**GOAL:** Listed below are entries; give the number of lines among them that include "when", and only that number.

━━━━━ ENTRIES SHOWN ━━━━━

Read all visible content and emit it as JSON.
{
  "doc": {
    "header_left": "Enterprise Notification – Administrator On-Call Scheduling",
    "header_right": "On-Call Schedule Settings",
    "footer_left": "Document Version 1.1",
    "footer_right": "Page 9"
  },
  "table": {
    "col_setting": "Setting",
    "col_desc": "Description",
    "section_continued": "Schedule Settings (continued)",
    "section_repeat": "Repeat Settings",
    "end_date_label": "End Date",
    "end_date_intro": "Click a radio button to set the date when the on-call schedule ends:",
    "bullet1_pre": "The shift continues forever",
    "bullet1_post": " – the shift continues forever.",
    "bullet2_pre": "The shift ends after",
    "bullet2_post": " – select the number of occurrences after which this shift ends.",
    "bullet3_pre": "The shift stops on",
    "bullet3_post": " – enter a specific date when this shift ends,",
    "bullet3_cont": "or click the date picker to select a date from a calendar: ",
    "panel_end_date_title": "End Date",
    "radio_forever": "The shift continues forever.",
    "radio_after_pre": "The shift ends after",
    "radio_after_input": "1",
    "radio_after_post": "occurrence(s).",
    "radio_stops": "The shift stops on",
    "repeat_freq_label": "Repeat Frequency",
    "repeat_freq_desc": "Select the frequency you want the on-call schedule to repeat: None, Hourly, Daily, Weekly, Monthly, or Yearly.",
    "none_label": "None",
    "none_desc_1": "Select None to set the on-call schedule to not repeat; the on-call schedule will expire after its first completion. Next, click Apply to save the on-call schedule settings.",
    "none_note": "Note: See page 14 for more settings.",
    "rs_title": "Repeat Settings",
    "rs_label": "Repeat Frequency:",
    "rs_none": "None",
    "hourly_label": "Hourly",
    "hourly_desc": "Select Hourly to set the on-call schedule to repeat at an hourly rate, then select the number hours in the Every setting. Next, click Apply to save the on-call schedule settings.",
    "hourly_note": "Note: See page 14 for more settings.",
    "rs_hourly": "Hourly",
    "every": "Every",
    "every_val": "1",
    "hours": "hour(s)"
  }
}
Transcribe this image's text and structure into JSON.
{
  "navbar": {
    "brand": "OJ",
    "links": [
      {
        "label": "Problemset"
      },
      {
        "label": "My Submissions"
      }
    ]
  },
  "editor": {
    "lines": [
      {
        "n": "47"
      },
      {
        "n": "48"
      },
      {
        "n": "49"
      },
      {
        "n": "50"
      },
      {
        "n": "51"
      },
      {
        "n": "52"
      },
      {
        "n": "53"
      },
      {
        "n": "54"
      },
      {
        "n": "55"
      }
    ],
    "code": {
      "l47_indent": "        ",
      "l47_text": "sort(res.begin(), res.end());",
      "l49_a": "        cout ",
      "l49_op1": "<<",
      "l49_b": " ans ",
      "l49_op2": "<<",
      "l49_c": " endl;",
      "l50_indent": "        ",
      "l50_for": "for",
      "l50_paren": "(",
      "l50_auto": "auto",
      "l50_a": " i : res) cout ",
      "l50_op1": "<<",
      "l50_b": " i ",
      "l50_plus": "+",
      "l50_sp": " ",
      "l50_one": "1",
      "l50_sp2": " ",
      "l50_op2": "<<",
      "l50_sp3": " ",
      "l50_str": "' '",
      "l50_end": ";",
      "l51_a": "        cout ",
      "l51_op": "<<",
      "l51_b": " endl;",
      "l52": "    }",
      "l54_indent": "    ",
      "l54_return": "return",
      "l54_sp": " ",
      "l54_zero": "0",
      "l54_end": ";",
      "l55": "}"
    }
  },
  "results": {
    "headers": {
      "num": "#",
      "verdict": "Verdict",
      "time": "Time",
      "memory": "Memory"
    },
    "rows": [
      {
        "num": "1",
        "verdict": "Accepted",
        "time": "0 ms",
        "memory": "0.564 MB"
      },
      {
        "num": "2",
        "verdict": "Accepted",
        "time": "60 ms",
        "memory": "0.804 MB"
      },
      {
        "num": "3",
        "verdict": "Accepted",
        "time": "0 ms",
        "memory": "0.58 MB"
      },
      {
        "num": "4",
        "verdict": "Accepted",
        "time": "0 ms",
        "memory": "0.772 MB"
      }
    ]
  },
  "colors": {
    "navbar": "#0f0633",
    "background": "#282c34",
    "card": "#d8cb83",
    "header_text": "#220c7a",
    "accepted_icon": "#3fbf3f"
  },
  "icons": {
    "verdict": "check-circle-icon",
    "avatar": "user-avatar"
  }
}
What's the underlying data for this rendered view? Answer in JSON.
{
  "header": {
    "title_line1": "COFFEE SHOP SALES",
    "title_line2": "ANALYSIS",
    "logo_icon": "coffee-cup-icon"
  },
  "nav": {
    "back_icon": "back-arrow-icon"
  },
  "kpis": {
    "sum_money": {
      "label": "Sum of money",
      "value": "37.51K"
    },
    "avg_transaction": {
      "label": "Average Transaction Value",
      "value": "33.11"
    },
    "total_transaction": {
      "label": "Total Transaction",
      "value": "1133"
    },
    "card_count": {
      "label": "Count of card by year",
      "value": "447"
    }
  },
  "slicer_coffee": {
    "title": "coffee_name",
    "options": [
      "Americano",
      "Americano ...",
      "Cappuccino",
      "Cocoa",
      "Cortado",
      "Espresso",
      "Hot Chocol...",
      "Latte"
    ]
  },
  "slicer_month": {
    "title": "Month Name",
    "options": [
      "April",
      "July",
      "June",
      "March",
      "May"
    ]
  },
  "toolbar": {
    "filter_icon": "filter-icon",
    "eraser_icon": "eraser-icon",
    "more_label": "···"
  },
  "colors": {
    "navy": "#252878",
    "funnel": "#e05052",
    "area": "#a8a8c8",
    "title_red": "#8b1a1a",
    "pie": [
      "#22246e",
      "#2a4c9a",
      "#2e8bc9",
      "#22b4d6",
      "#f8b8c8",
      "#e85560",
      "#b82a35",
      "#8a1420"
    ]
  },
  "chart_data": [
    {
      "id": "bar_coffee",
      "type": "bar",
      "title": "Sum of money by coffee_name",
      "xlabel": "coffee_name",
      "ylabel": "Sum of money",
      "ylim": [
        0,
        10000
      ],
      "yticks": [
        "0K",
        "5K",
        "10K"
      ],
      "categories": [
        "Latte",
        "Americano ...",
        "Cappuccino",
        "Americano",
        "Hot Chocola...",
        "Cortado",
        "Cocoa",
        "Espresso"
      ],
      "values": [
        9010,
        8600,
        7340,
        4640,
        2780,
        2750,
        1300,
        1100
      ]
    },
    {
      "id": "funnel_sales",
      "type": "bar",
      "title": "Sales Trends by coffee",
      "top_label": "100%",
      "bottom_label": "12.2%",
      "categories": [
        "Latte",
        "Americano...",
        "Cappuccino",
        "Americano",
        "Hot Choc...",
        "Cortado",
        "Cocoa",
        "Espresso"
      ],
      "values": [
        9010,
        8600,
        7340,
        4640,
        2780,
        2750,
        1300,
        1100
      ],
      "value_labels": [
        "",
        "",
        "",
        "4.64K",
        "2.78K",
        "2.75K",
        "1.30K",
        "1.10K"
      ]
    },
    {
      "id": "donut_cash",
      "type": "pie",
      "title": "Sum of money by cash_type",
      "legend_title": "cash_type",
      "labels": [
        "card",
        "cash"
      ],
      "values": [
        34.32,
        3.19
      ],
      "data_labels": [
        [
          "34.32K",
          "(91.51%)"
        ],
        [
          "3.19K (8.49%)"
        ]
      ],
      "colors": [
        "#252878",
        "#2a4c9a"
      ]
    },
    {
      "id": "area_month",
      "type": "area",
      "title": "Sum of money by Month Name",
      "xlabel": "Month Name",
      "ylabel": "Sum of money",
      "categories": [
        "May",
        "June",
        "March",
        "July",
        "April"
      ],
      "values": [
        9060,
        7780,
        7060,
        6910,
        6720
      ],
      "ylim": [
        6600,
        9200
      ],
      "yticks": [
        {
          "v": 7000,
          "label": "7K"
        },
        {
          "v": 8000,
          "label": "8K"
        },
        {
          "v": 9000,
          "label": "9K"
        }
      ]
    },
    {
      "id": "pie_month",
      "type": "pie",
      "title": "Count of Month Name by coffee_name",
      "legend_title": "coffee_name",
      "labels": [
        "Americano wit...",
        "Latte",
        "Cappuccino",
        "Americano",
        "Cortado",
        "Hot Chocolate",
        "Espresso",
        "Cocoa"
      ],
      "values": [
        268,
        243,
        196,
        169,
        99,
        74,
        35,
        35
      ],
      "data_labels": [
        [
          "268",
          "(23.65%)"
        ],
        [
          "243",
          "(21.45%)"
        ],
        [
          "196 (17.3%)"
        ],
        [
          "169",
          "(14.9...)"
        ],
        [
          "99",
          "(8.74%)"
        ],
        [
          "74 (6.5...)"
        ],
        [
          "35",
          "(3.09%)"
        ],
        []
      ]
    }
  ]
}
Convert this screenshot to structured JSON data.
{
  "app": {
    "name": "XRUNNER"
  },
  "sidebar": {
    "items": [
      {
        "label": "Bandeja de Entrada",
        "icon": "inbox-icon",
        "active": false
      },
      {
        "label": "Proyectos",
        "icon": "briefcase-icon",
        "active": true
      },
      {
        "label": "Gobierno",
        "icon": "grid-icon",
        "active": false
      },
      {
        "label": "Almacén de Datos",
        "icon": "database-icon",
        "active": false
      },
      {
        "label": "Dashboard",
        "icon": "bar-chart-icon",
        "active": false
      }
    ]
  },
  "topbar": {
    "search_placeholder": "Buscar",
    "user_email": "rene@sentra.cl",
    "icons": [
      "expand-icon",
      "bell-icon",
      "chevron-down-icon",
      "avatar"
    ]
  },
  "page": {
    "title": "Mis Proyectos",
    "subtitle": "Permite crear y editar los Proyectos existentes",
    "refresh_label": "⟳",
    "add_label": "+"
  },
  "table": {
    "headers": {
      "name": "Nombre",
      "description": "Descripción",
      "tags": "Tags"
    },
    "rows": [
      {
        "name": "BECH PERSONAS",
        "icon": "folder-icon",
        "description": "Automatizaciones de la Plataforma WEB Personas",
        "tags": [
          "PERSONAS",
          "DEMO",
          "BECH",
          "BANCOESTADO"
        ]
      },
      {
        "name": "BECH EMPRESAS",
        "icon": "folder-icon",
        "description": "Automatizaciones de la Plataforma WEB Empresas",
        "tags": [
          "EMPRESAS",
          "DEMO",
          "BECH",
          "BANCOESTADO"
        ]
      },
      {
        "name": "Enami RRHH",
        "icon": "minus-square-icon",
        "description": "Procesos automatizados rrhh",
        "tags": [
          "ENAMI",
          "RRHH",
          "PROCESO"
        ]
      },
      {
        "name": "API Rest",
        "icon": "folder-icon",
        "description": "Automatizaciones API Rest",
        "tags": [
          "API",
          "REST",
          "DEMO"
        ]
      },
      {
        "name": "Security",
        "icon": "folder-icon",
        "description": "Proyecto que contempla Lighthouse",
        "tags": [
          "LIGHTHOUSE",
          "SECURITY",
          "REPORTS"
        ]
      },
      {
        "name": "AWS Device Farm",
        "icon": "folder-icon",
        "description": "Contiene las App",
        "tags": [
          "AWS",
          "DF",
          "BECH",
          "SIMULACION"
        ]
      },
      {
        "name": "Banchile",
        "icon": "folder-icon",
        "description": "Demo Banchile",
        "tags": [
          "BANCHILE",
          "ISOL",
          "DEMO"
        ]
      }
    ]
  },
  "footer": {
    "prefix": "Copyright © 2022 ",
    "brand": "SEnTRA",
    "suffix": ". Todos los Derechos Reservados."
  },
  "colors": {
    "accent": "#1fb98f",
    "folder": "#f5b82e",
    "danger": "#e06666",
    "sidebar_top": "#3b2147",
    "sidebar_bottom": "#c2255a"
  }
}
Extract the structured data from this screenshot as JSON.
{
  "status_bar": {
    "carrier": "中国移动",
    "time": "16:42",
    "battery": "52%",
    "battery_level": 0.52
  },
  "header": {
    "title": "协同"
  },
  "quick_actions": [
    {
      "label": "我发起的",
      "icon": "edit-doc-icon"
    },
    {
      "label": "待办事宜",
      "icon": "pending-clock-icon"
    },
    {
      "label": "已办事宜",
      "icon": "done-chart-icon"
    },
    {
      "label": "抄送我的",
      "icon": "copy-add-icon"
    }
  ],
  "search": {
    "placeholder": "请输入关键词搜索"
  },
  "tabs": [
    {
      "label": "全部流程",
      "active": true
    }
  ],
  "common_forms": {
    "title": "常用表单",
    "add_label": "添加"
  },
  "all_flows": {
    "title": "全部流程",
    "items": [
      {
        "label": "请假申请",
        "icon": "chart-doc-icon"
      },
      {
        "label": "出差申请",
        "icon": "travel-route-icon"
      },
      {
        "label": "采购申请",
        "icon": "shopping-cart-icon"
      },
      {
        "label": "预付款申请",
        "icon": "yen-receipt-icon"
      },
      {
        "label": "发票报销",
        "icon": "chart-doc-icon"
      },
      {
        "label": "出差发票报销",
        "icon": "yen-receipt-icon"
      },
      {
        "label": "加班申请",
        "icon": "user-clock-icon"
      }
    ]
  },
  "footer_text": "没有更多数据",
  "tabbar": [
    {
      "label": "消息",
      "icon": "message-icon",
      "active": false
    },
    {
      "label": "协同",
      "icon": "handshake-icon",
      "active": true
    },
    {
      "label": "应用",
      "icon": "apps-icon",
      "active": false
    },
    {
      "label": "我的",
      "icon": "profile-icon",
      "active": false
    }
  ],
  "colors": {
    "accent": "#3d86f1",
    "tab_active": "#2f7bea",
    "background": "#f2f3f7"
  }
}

━━━━━

**THE OUTPUT:** 2